▶ _Exercise objective_
Please write out the material that follows, exactly as it stands.

Collection entries
------------------------------------
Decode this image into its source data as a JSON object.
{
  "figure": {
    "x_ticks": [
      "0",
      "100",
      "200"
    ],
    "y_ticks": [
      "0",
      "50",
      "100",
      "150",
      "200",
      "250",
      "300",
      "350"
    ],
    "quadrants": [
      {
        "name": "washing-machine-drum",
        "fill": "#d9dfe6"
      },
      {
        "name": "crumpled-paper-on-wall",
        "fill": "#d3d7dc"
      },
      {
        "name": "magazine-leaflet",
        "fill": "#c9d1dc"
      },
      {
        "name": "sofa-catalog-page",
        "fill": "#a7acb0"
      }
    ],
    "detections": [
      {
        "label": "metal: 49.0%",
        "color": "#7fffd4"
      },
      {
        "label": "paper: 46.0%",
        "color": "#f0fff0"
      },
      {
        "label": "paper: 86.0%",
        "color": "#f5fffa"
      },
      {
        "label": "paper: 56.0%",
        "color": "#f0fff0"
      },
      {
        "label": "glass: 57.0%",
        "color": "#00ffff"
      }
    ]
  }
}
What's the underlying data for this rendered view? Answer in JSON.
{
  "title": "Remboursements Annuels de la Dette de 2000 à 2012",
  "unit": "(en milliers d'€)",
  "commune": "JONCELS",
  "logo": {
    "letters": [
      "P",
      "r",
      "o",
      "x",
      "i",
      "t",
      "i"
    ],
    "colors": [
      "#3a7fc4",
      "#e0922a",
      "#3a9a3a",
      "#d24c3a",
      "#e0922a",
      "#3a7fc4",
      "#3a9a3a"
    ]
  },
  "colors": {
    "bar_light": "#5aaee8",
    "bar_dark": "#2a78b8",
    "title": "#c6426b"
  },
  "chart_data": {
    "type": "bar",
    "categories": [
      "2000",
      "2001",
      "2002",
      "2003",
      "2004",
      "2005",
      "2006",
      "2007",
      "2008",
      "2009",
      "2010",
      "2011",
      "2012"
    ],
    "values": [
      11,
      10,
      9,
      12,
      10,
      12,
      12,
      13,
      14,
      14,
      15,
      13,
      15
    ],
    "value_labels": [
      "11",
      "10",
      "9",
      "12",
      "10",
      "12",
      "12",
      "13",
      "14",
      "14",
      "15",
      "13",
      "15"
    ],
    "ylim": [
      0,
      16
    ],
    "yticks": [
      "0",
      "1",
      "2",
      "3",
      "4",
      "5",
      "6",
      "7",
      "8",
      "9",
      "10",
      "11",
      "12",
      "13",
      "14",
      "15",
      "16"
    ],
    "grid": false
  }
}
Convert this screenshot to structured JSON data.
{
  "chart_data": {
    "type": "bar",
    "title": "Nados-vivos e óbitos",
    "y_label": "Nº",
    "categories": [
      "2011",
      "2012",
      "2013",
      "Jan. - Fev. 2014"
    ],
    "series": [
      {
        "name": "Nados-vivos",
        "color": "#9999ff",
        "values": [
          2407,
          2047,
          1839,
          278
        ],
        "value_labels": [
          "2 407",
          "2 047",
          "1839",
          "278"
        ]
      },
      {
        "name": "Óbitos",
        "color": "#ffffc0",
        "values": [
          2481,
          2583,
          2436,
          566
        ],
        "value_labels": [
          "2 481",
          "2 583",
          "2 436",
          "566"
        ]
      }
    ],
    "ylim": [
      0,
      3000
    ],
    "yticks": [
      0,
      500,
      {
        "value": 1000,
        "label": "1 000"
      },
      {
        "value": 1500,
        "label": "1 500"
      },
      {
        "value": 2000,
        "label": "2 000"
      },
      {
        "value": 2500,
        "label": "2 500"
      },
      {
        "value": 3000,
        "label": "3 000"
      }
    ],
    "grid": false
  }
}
------------------------------------
▶ _Reply to the exercise_
Decode this image into its source data as a JSON object.
{
  "figure": {
    "x_ticks": [
      "0",
      "100",
      "200"
    ],
    "y_ticks": [
      "0",
      "50",
      "100",
      "150",
      "200",
      "250",
      "300",
      "350"
    ],
    "quadrants": [
      {
        "name": "washing-machine-drum",
        "fill": "#d9dfe6"
      },
      {
        "name": "crumpled-paper-on-wall",
        "fill": "#d3d7dc"
      },
      {
        "name": "magazine-leaflet",
        "fill": "#c9d1dc"
      },
      {
        "name": "sofa-catalog-page",
        "fill": "#a7acb0"
      }
    ],
    "detections": [
      {
        "label": "metal: 49.0%",
        "color": "#7fffd4"
      },
      {
        "label": "paper: 46.0%",
        "color": "#f0fff0"
      },
      {
        "label": "paper: 86.0%",
        "color": "#f5fffa"
      },
      {
        "label": "paper: 56.0%",
        "color": "#f0fff0"
      },
      {
        "label": "glass: 57.0%",
        "color": "#00ffff"
      }
    ]
  }
}
What's the underlying data for this rendered view? Answer in JSON.
{
  "title": "Remboursements Annuels de la Dette de 2000 à 2012",
  "unit": "(en milliers d'€)",
  "commune": "JONCELS",
  "logo": {
    "letters": [
      "P",
      "r",
      "o",
      "x",
      "i",
      "t",
      "i"
    ],
    "colors": [
      "#3a7fc4",
      "#e0922a",
      "#3a9a3a",
      "#d24c3a",
      "#e0922a",
      "#3a7fc4",
      "#3a9a3a"
    ]
  },
  "colors": {
    "bar_light": "#5aaee8",
    "bar_dark": "#2a78b8",
    "title": "#c6426b"
  },
  "chart_data": {
    "type": "bar",
    "categories": [
      "2000",
      "2001",
      "2002",
      "2003",
      "2004",
      "2005",
      "2006",
      "2007",
      "2008",
      "2009",
      "2010",
      "2011",
      "2012"
    ],
    "values": [
      11,
      10,
      9,
      12,
      10,
      12,
      12,
      13,
      14,
      14,
      15,
      13,
      15
    ],
    "value_labels": [
      "11",
      "10",
      "9",
      "12",
      "10",
      "12",
      "12",
      "13",
      "14",
      "14",
      "15",
      "13",
      "15"
    ],
    "ylim": [
      0,
      16
    ],
    "yticks": [
      "0",
      "1",
      "2",
      "3",
      "4",
      "5",
      "6",
      "7",
      "8",
      "9",
      "10",
      "11",
      "12",
      "13",
      "14",
      "15",
      "16"
    ],
    "grid": false
  }
}
Convert this screenshot to structured JSON data.
{
  "chart_data": {
    "type": "bar",
    "title": "Nados-vivos e óbitos",
    "y_label": "Nº",
    "categories": [
      "2011",
      "2012",
      "2013",
      "Jan. - Fev. 2014"
    ],
    "series": [
      {
        "name": "Nados-vivos",
        "color": "#9999ff",
        "values": [
          2407,
          2047,
          1839,
          278
        ],
        "value_labels": [
          "2 407",
          "2 047",
          "1839",
          "278"
        ]
      },
      {
        "name": "Óbitos",
        "color": "#ffffc0",
        "values": [
          2481,
          2583,
          2436,
          566
        ],
        "value_labels": [
          "2 481",
          "2 583",
          "2 436",
          "566"
        ]
      }
    ],
    "ylim": [
      0,
      3000
    ],
    "yticks": [
      0,
      500,
      {
        "value": 1000,
        "label": "1 000"
      },
      {
        "value": 1500,
        "label": "1 500"
      },
      {
        "value": 2000,
        "label": "2 000"
      },
      {
        "value": 2500,
        "label": "2 500"
      },
      {
        "value": 3000,
        "label": "3 000"
      }
    ],
    "grid": false
  }
}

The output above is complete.